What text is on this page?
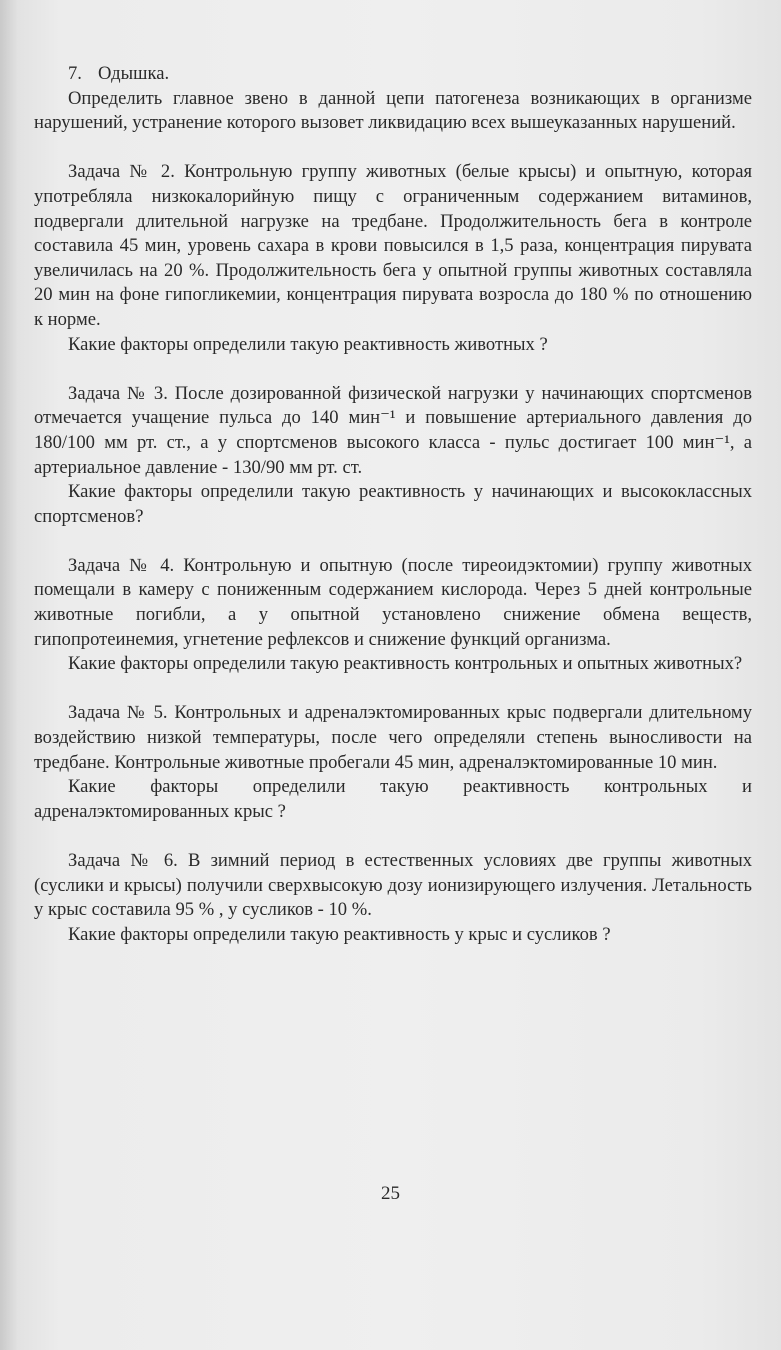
7. Одышка.

Определить главное звено в данной цепи патогенеза возникающих в организме нарушений, устранение которого вызовет ликвидацию всех вышеуказанных нарушений.

Задача № 2. Контрольную группу животных (белые крысы) и опытную, которая употребляла низкокалорийную пищу с ограниченным содержанием витаминов, подвергали длительной нагрузке на тредбане. Продолжительность бега в контроле составила 45 мин, уровень сахара в крови повысился в 1,5 раза, концентрация пирувата увеличилась на 20 %. Продолжительность бега у опытной группы животных составляла 20 мин на фоне гипогликемии, концентрация пирувата возросла до 180 % по отношению к норме.

Какие факторы определили такую реактивность животных ?

Задача № 3. После дозированной физической нагрузки у начинающих спортсменов отмечается учащение пульса до 140 мин⁻¹ и повышение артериального давления до 180/100 мм рт. ст., а у спортсменов высокого класса - пульс достигает 100 мин⁻¹, а артериальное давление - 130/90 мм рт. ст.

Какие факторы определили такую реактивность у начинающих и высококлассных спортсменов?

Задача № 4. Контрольную и опытную (после тиреоидэктомии) группу животных помещали в камеру с пониженным содержанием кислорода. Через 5 дней контрольные животные погибли, а у опытной установлено снижение обмена веществ, гипопротеинемия, угнетение рефлексов и снижение функций организма.

Какие факторы определили такую реактивность контрольных и опытных животных?

Задача № 5. Контрольных и адреналэктомированных крыс подвергали длительному воздействию низкой температуры, после чего определяли степень выносливости на тредбане. Контрольные животные пробегали 45 мин, адреналэктомированные 10 мин.

Какие факторы определили такую реактивность контрольных и адреналэктомированных крыс ?

Задача № 6. В зимний период в естественных условиях две группы животных (суслики и крысы) получили сверхвысокую дозу ионизирующего излучения. Летальность у крыс составила 95 % , у сусликов - 10 %.

Какие факторы определили такую реактивность у крыс и сусликов ?

25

○ ○ ○

Locate each line containing the string "Задача" and show it.

▶ **FULL SOLUTION**
Задача № 2. Контрольную группу животных (белые крысы) и опытную, которая употребляла низкокалорийную пищу с ограниченным содержанием витаминов, подвергали длительной нагрузке на тредбане. Продолжительность бега в контроле составила 45 мин, уровень сахара в крови повысился в 1,5 раза, концентрация пирувата увеличилась на 20 %. Продолжительность бега у опытной группы животных составляла 20 мин на фоне гипогликемии, концентрация пирувата возросла до 180 % по отношению к норме.
Задача № 3. После дозированной физической нагрузки у начинающих спортсменов отмечается учащение пульса до 140 мин⁻¹ и повышение артериального давления до 180/100 мм рт. ст., а у спортсменов высокого класса - пульс достигает 100 мин⁻¹, а артериальное давление - 130/90 мм рт. ст.
Задача № 4. Контрольную и опытную (после тиреоидэктомии) группу животных помещали в камеру с пониженным содержанием кислорода. Через 5 дней контрольные животные погибли, а у опытной установлено снижение обмена веществ, гипопротеинемия, угнетение рефлексов и снижение функций организма.
Задача № 5. Контрольных и адреналэктомированных крыс подвергали длительному воздействию низкой температуры, после чего определяли степень выносливости на тредбане. Контрольные животные пробегали 45 мин, адреналэктомированные 10 мин.
Задача № 6. В зимний период в естественных условиях две группы животных (суслики и крысы) получили сверхвысокую дозу ионизирующего излучения. Летальность у крыс составила 95 % , у сусликов - 10 %.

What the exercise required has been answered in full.